• WRITTEN INSTRUCTION
Exactly as written, print each record in the listing.

• A block of data

::::::::

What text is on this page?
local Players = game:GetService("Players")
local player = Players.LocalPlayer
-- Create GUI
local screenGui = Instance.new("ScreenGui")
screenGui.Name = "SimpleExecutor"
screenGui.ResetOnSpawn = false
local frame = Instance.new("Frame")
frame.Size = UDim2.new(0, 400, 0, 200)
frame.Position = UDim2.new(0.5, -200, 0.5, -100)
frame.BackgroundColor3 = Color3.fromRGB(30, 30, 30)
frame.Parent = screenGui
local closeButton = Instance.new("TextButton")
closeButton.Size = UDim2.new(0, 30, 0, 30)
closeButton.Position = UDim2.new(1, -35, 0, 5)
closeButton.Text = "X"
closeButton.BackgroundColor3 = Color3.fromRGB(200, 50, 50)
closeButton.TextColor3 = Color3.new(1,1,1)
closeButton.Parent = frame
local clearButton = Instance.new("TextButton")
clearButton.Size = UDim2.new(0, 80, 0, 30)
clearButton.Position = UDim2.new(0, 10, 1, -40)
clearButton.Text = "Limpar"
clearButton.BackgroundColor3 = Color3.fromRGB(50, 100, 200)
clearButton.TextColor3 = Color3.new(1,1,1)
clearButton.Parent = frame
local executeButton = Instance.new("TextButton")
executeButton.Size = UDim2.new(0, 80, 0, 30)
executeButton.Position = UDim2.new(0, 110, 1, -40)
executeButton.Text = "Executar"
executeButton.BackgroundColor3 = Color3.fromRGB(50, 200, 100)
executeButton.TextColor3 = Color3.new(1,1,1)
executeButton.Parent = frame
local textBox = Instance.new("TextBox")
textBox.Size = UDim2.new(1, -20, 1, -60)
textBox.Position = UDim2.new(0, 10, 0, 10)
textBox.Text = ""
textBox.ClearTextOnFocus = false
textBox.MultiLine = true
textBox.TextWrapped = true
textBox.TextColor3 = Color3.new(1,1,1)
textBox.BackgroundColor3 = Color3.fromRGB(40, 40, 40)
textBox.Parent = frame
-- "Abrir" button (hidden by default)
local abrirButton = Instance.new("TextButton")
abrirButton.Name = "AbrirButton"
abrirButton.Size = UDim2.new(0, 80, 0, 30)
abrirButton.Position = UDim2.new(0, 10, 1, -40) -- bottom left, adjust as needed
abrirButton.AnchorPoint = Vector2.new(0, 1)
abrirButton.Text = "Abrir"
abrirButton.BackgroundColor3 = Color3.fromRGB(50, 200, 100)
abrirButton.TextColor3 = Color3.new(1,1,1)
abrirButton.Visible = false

::::::::

• EXPECTED ANSWER
What text is on this page?
local Players = game:GetService("Players")
local player = Players.LocalPlayer
-- Create GUI
local screenGui = Instance.new("ScreenGui")
screenGui.Name = "SimpleExecutor"
screenGui.ResetOnSpawn = false
local frame = Instance.new("Frame")
frame.Size = UDim2.new(0, 400, 0, 200)
frame.Position = UDim2.new(0.5, -200, 0.5, -100)
frame.BackgroundColor3 = Color3.fromRGB(30, 30, 30)
frame.Parent = screenGui
local closeButton = Instance.new("TextButton")
closeButton.Size = UDim2.new(0, 30, 0, 30)
closeButton.Position = UDim2.new(1, -35, 0, 5)
closeButton.Text = "X"
closeButton.BackgroundColor3 = Color3.fromRGB(200, 50, 50)
closeButton.TextColor3 = Color3.new(1,1,1)
closeButton.Parent = frame
local clearButton = Instance.new("TextButton")
clearButton.Size = UDim2.new(0, 80, 0, 30)
clearButton.Position = UDim2.new(0, 10, 1, -40)
clearButton.Text = "Limpar"
clearButton.BackgroundColor3 = Color3.fromRGB(50, 100, 200)
clearButton.TextColor3 = Color3.new(1,1,1)
clearButton.Parent = frame
local executeButton = Instance.new("TextButton")
executeButton.Size = UDim2.new(0, 80, 0, 30)
executeButton.Position = UDim2.new(0, 110, 1, -40)
executeButton.Text = "Executar"
executeButton.BackgroundColor3 = Color3.fromRGB(50, 200, 100)
executeButton.TextColor3 = Color3.new(1,1,1)
executeButton.Parent = frame
local textBox = Instance.new("TextBox")
textBox.Size = UDim2.new(1, -20, 1, -60)
textBox.Position = UDim2.new(0, 10, 0, 10)
textBox.Text = ""
textBox.ClearTextOnFocus = false
textBox.MultiLine = true
textBox.TextWrapped = true
textBox.TextColor3 = Color3.new(1,1,1)
textBox.BackgroundColor3 = Color3.fromRGB(40, 40, 40)
textBox.Parent = frame
-- "Abrir" button (hidden by default)
local abrirButton = Instance.new("TextButton")
abrirButton.Name = "AbrirButton"
abrirButton.Size = UDim2.new(0, 80, 0, 30)
abrirButton.Position = UDim2.new(0, 10, 1, -40) -- bottom left, adjust as needed
abrirButton.AnchorPoint = Vector2.new(0, 1)
abrirButton.Text = "Abrir"
abrirButton.BackgroundColor3 = Color3.fromRGB(50, 200, 100)
abrirButton.TextColor3 = Color3.new(1,1,1)
abrirButton.Visible = false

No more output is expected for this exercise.